Farms have a "medicine cabinet" of precision enzymes (bioherbicides, etc.) that target pests, diseases, increase resiliency, etc. without damaging soil nutrients and crops.

Comments

  • NickOttensNickOttens Posts: 899 admin
    @CREAIDEALAB, @bhaskarmv, @dhanasreej, do you think this is achievable? What would it take to get it done? And, if it can be done, would it have a big enough impact to count as a "breakthrough"?
  • bhaskarmvbhaskarmv Posts: 24 ✭✭
    Sure, it would be achievable and would be a breakthrough.

    Not only enzymes but a collection of beneficial bacteria should be provided to all farms.

    Role of bacteria and enzymes in agriculture is not well understood and use of bacteria and enzymes is not being encouraged.

    In India 'Soil Health Cards' are being prepared for all farms , under a government scheme. Only chemical parameters are tested and recorded, not beneficial bacteria in soil.

    In aquaculture some farms use enzymes.
  • arshimehboobarshimehboob Posts: 78 ✭✭
    Agrarian crisis, when comes affect masses and providing this precision enzymes cabinet will likely tackle the problem but this will not be a solution.
    Time taken for enzyme activity to catalyse the microorganisms and affordability will be another factor which may affect this
  • NickOttensNickOttens Posts: 899 admin
    Thank you both for your input! This is helpful for us.

——————————

— WORK TASK —
Transcribe everything in the forum discussion from "Farms have a" down to "to all farms.", word for word. Work from the forum discussion alone, without outside sources.

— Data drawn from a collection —
——————————

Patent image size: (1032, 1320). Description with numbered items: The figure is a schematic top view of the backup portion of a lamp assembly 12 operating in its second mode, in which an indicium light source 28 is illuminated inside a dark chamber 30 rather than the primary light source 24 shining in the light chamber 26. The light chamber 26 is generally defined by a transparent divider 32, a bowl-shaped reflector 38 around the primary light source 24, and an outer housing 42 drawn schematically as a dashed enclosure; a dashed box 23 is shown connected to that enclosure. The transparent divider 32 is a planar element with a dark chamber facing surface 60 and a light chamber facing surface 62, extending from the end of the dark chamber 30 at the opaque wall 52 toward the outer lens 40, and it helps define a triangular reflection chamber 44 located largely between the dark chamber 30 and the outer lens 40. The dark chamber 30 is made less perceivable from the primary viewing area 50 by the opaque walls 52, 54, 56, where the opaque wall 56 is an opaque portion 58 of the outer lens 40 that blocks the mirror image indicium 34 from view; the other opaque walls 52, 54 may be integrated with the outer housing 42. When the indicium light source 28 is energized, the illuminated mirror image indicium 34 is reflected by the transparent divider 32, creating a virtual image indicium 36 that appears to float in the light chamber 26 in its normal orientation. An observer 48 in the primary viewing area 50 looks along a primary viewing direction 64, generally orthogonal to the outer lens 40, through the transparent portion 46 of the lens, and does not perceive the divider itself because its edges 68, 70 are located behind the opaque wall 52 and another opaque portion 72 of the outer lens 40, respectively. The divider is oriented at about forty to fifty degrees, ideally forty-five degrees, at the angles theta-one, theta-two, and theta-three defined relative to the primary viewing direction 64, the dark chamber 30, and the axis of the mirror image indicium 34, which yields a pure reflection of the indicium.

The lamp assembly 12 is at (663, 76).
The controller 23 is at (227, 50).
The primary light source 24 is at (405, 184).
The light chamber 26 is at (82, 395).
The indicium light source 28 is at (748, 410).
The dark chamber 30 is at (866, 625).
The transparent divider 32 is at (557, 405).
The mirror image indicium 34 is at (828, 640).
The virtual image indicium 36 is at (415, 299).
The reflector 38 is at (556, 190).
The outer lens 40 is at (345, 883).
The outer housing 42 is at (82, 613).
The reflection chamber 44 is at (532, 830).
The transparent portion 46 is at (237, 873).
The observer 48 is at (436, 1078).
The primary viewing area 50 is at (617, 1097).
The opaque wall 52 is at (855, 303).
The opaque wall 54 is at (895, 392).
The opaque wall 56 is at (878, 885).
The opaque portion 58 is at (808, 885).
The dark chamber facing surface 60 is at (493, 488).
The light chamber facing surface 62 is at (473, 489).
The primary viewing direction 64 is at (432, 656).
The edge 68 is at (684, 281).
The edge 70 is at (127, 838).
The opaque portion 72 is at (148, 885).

——————————

— TASK RESPONSE —
Farms have a "medicine cabinet" of precision enzymes (bioherbicides, etc.) that target pests, diseases, increase resiliency, etc. without damaging soil nutrients and crops.

Comments

  • NickOttensNickOttens Posts: 899 admin
    @CREAIDEALAB, @bhaskarmv, @dhanasreej, do you think this is achievable? What would it take to get it done? And, if it can be done, would it have a big enough impact to count as a "breakthrough"?
  • bhaskarmvbhaskarmv Posts: 24 ✭✭
    Sure, it would be achievable and would be a breakthrough.

    Not only enzymes but a collection of beneficial bacteria should be provided to all farms.